> **What to produce**: Examine the material below. Gather every line in which the string "value" appears.

☆ ☆ ☆ ☆ ☆

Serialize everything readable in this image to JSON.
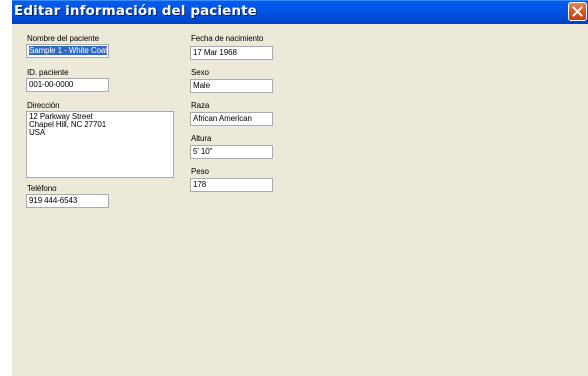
{
  "window": {
    "title": "Editar información del paciente"
  },
  "form": {
    "patient_name": {
      "label": "Nombre del paciente",
      "value": "Sample 1 - White Coat"
    },
    "patient_id": {
      "label": "ID. paciente",
      "value": "001-00-0000"
    },
    "address": {
      "label": "Dirección",
      "value": "12 Parkway Street\nChapel Hill, NC 27701\nUSA"
    },
    "phone": {
      "label": "Teléfono",
      "value": "919 444-6543"
    },
    "birth_date": {
      "label": "Fecha de nacimiento",
      "value": "17 Mar 1968"
    },
    "sex": {
      "label": "Sexo",
      "value": "Male"
    },
    "race": {
      "label": "Raza",
      "value": "African American"
    },
    "height": {
      "label": "Altura",
      "value": "5' 10\""
    },
    "weight": {
      "label": "Peso",
      "value": "178"
    }
  },
  "icons": {
    "close": "close-icon"
  },
  "colors": {
    "titlebar": "#0054e3",
    "window_bg": "#ece9d8",
    "close_button": "#d6572b",
    "selection": "#316ac5"
  }
}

☆ ☆ ☆ ☆ ☆

> **The result**:
      "value": "Sample 1 - White Coat"
      "value": "001-00-0000"
      "value": "12 Parkway Street\nChapel Hill, NC 27701\nUSA"
      "value": "919 444-6543"
      "value": "17 Mar 1968"
      "value": "Male"
      "value": "African American"
      "value": "5' 10\""
      "value": "178"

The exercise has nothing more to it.